(Data items)

** Start **

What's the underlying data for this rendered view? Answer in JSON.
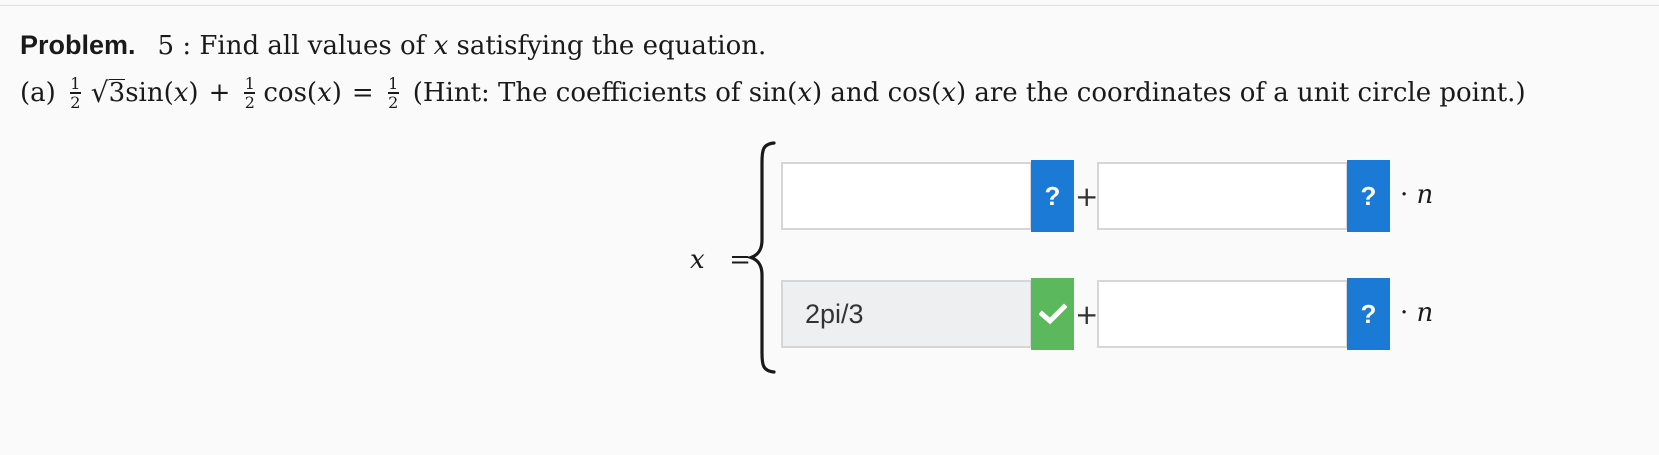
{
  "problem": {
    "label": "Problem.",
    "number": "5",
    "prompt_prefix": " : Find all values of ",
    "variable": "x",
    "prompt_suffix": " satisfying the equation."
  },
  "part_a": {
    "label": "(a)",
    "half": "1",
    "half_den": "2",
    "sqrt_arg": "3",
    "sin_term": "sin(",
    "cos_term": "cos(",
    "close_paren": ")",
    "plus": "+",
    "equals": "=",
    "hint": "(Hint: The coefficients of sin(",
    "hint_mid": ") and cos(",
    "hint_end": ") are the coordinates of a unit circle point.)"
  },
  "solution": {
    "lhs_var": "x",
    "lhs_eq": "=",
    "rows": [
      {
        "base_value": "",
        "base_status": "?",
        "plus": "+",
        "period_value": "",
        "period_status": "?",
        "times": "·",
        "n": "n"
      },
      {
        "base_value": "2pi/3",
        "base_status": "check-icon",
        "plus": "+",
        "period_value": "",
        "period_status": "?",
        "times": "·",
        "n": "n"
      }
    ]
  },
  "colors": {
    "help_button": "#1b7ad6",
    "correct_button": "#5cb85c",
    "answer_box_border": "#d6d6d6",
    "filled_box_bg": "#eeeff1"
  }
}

** End **
** Start **

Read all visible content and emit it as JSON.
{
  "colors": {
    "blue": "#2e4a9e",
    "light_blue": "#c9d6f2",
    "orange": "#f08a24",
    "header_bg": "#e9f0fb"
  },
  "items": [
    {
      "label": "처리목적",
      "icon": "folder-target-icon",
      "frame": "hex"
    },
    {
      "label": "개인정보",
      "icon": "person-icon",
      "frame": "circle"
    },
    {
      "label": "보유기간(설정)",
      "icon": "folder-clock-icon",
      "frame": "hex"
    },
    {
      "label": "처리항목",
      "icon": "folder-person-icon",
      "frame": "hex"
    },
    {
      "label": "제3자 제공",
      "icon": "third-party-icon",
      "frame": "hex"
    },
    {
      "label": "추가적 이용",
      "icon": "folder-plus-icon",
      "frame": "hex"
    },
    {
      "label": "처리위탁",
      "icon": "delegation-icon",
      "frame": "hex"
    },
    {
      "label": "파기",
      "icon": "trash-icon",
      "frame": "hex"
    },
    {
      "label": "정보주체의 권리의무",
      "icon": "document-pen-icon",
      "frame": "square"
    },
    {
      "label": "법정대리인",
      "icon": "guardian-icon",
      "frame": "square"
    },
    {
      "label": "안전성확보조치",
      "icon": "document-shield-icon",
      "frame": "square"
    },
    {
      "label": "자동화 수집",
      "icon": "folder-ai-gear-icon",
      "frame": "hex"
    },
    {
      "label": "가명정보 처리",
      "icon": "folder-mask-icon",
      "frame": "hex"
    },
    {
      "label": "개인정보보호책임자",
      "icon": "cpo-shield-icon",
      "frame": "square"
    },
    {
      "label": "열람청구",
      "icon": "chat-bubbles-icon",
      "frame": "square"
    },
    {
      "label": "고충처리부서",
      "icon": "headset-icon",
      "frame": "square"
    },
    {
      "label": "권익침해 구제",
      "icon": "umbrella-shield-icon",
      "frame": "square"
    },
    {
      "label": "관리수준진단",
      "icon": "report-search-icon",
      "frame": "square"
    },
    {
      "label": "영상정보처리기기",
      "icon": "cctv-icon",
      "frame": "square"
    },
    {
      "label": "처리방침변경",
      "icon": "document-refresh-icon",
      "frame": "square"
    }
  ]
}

** End **

To be done:
Search the data above for lines holding "folder" and copy each of them.

Solution below:
      "icon": "folder-target-icon",
      "icon": "folder-clock-icon",
      "icon": "folder-person-icon",
      "icon": "folder-plus-icon",
      "icon": "folder-ai-gear-icon",
      "icon": "folder-mask-icon",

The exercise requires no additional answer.